• YOUR GOAL
Would you repeat the listing exactly but omit every picture?
>> Begin MATERIAL
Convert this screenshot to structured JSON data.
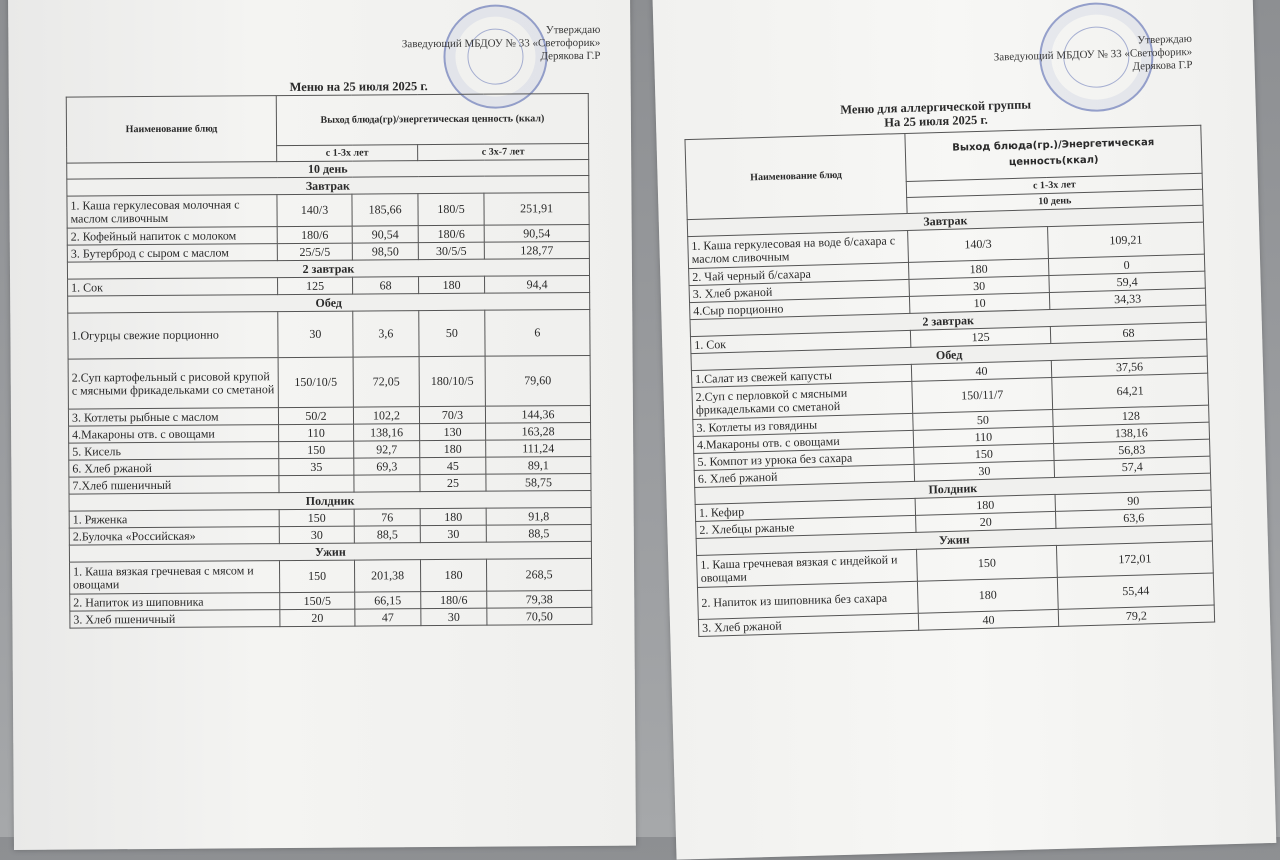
{
  "left": {
    "approve": [
      "Утверждаю",
      "Заведующий МБДОУ № 33 «Светофорик»",
      "Дерякова Г.Р"
    ],
    "title": "Меню на 25 июля 2025 г.",
    "header": {
      "name_col": "Наименование блюд",
      "output_col": "Выход блюда(гр)/энергетическая ценность (ккал)",
      "age1": "с 1-3х лет",
      "age2": "с 3х-7 лет"
    },
    "day": "10 день",
    "sections": [
      {
        "title": "Завтрак",
        "rows": [
          [
            "1. Каша геркулесовая молочная с маслом сливочным",
            "140/3",
            "185,66",
            "180/5",
            "251,91"
          ],
          [
            "2. Кофейный напиток с молоком",
            "180/6",
            "90,54",
            "180/6",
            "90,54"
          ],
          [
            "3. Бутерброд с сыром с маслом",
            "25/5/5",
            "98,50",
            "30/5/5",
            "128,77"
          ]
        ]
      },
      {
        "title": "2 завтрак",
        "rows": [
          [
            "1. Сок",
            "125",
            "68",
            "180",
            "94,4"
          ]
        ]
      },
      {
        "title": "Обед",
        "rows": [
          [
            "1.Огурцы свежие порционно",
            "30",
            "3,6",
            "50",
            "6"
          ],
          [
            "2.Суп картофельный с рисовой крупой с мясными фрикадельками со сметаной",
            "150/10/5",
            "72,05",
            "180/10/5",
            "79,60"
          ],
          [
            "3. Котлеты рыбные с маслом",
            "50/2",
            "102,2",
            "70/3",
            "144,36"
          ],
          [
            "4.Макароны отв. с овощами",
            "110",
            "138,16",
            "130",
            "163,28"
          ],
          [
            "5. Кисель",
            "150",
            "92,7",
            "180",
            "111,24"
          ],
          [
            "6. Хлеб ржаной",
            "35",
            "69,3",
            "45",
            "89,1"
          ],
          [
            "7.Хлеб пшеничный",
            "",
            "",
            "25",
            "58,75"
          ]
        ]
      },
      {
        "title": "Полдник",
        "rows": [
          [
            "1. Ряженка",
            "150",
            "76",
            "180",
            "91,8"
          ],
          [
            "2.Булочка «Российская»",
            "30",
            "88,5",
            "30",
            "88,5"
          ]
        ]
      },
      {
        "title": "Ужин",
        "rows": [
          [
            "1. Каша вязкая гречневая с мясом и овощами",
            "150",
            "201,38",
            "180",
            "268,5"
          ],
          [
            "2. Напиток из шиповника",
            "150/5",
            "66,15",
            "180/6",
            "79,38"
          ],
          [
            "3. Хлеб пшеничный",
            "20",
            "47",
            "30",
            "70,50"
          ]
        ]
      }
    ]
  },
  "right": {
    "approve": [
      "Утверждаю",
      "Заведующий МБДОУ № 33 «Светофорик»",
      "Дерякова Г.Р"
    ],
    "title_line1": "Меню для аллергической группы",
    "title_line2": "На 25 июля 2025 г.",
    "header": {
      "name_col": "Наименование блюд",
      "output_col": "Выход блюда(гр.)/Энергетическая ценность(ккал)",
      "age1": "с 1-3х лет",
      "day": "10 день"
    },
    "sections": [
      {
        "title": "Завтрак",
        "rows": [
          [
            "1. Каша геркулесовая на воде б/сахара с маслом сливочным",
            "140/3",
            "109,21"
          ],
          [
            "2. Чай черный б/сахара",
            "180",
            "0"
          ],
          [
            "3. Хлеб ржаной",
            "30",
            "59,4"
          ],
          [
            "4.Сыр порционно",
            "10",
            "34,33"
          ]
        ]
      },
      {
        "title": "2 завтрак",
        "rows": [
          [
            "1. Сок",
            "125",
            "68"
          ]
        ]
      },
      {
        "title": "Обед",
        "rows": [
          [
            "1.Салат из свежей капусты",
            "40",
            "37,56"
          ],
          [
            "2.Суп с перловкой с мясными фрикадельками со сметаной",
            "150/11/7",
            "64,21"
          ],
          [
            "3. Котлеты из говядины",
            "50",
            "128"
          ],
          [
            "4.Макароны отв. с овощами",
            "110",
            "138,16"
          ],
          [
            "5. Компот из урюка без сахара",
            "150",
            "56,83"
          ],
          [
            "6. Хлеб ржаной",
            "30",
            "57,4"
          ]
        ]
      },
      {
        "title": "Полдник",
        "rows": [
          [
            "1. Кефир",
            "180",
            "90"
          ],
          [
            "2. Хлебцы ржаные",
            "20",
            "63,6"
          ]
        ]
      },
      {
        "title": "Ужин",
        "rows": [
          [
            "1. Каша гречневая вязкая с индейкой и овощами",
            "150",
            "172,01"
          ],
          [
            "2. Напиток из шиповника без сахара",
            "180",
            "55,44"
          ],
          [
            "3. Хлеб ржаной",
            "40",
            "79,2"
          ]
        ]
      }
    ]
  }
}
>> End MATERIAL
• ANSWER TO THIS EXERCISE
Convert this screenshot to structured JSON data.
{
  "left": {
    "approve": [
      "Утверждаю",
      "Заведующий МБДОУ № 33 «Светофорик»",
      "Дерякова Г.Р"
    ],
    "title": "Меню на 25 июля 2025 г.",
    "header": {
      "name_col": "Наименование блюд",
      "output_col": "Выход блюда(гр)/энергетическая ценность (ккал)",
      "age1": "с 1-3х лет",
      "age2": "с 3х-7 лет"
    },
    "day": "10 день",
    "sections": [
      {
        "title": "Завтрак",
        "rows": [
          [
            "1. Каша геркулесовая молочная с маслом сливочным",
            "140/3",
            "185,66",
            "180/5",
            "251,91"
          ],
          [
            "2. Кофейный напиток с молоком",
            "180/6",
            "90,54",
            "180/6",
            "90,54"
          ],
          [
            "3. Бутерброд с сыром с маслом",
            "25/5/5",
            "98,50",
            "30/5/5",
            "128,77"
          ]
        ]
      },
      {
        "title": "2 завтрак",
        "rows": [
          [
            "1. Сок",
            "125",
            "68",
            "180",
            "94,4"
          ]
        ]
      },
      {
        "title": "Обед",
        "rows": [
          [
            "1.Огурцы свежие порционно",
            "30",
            "3,6",
            "50",
            "6"
          ],
          [
            "2.Суп картофельный с рисовой крупой с мясными фрикадельками со сметаной",
            "150/10/5",
            "72,05",
            "180/10/5",
            "79,60"
          ],
          [
            "3. Котлеты рыбные с маслом",
            "50/2",
            "102,2",
            "70/3",
            "144,36"
          ],
          [
            "4.Макароны отв. с овощами",
            "110",
            "138,16",
            "130",
            "163,28"
          ],
          [
            "5. Кисель",
            "150",
            "92,7",
            "180",
            "111,24"
          ],
          [
            "6. Хлеб ржаной",
            "35",
            "69,3",
            "45",
            "89,1"
          ],
          [
            "7.Хлеб пшеничный",
            "",
            "",
            "25",
            "58,75"
          ]
        ]
      },
      {
        "title": "Полдник",
        "rows": [
          [
            "1. Ряженка",
            "150",
            "76",
            "180",
            "91,8"
          ],
          [
            "2.Булочка «Российская»",
            "30",
            "88,5",
            "30",
            "88,5"
          ]
        ]
      },
      {
        "title": "Ужин",
        "rows": [
          [
            "1. Каша вязкая гречневая с мясом и овощами",
            "150",
            "201,38",
            "180",
            "268,5"
          ],
          [
            "2. Напиток из шиповника",
            "150/5",
            "66,15",
            "180/6",
            "79,38"
          ],
          [
            "3. Хлеб пшеничный",
            "20",
            "47",
            "30",
            "70,50"
          ]
        ]
      }
    ]
  },
  "right": {
    "approve": [
      "Утверждаю",
      "Заведующий МБДОУ № 33 «Светофорик»",
      "Дерякова Г.Р"
    ],
    "title_line1": "Меню для аллергической группы",
    "title_line2": "На 25 июля 2025 г.",
    "header": {
      "name_col": "Наименование блюд",
      "output_col": "Выход блюда(гр.)/Энергетическая ценность(ккал)",
      "age1": "с 1-3х лет",
      "day": "10 день"
    },
    "sections": [
      {
        "title": "Завтрак",
        "rows": [
          [
            "1. Каша геркулесовая на воде б/сахара с маслом сливочным",
            "140/3",
            "109,21"
          ],
          [
            "2. Чай черный б/сахара",
            "180",
            "0"
          ],
          [
            "3. Хлеб ржаной",
            "30",
            "59,4"
          ],
          [
            "4.Сыр порционно",
            "10",
            "34,33"
          ]
        ]
      },
      {
        "title": "2 завтрак",
        "rows": [
          [
            "1. Сок",
            "125",
            "68"
          ]
        ]
      },
      {
        "title": "Обед",
        "rows": [
          [
            "1.Салат из свежей капусты",
            "40",
            "37,56"
          ],
          [
            "2.Суп с перловкой с мясными фрикадельками со сметаной",
            "150/11/7",
            "64,21"
          ],
          [
            "3. Котлеты из говядины",
            "50",
            "128"
          ],
          [
            "4.Макароны отв. с овощами",
            "110",
            "138,16"
          ],
          [
            "5. Компот из урюка без сахара",
            "150",
            "56,83"
          ],
          [
            "6. Хлеб ржаной",
            "30",
            "57,4"
          ]
        ]
      },
      {
        "title": "Полдник",
        "rows": [
          [
            "1. Кефир",
            "180",
            "90"
          ],
          [
            "2. Хлебцы ржаные",
            "20",
            "63,6"
          ]
        ]
      },
      {
        "title": "Ужин",
        "rows": [
          [
            "1. Каша гречневая вязкая с индейкой и овощами",
            "150",
            "172,01"
          ],
          [
            "2. Напиток из шиповника без сахара",
            "180",
            "55,44"
          ],
          [
            "3. Хлеб ржаной",
            "40",
            "79,2"
          ]
        ]
      }
    ]
  }
}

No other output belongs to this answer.